§ Problem description
Search the material for the string "Room", then return every line where it is found.

─── Information shown

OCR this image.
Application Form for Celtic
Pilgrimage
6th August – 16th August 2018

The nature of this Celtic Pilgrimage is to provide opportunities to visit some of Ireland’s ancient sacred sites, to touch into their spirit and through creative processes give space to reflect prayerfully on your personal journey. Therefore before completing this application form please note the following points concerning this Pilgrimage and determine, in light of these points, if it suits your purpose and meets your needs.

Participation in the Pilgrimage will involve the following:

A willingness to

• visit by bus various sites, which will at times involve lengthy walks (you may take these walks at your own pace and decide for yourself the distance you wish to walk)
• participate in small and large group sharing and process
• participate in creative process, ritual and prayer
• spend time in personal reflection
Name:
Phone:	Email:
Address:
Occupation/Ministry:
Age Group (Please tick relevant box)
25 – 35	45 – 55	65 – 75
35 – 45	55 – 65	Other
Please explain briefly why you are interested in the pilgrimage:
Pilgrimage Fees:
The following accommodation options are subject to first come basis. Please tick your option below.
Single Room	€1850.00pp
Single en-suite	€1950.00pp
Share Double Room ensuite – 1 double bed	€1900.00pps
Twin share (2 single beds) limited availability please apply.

──────

§ The response
Single Room	€1850.00pp
Share Double Room ensuite – 1 double bed	€1900.00pps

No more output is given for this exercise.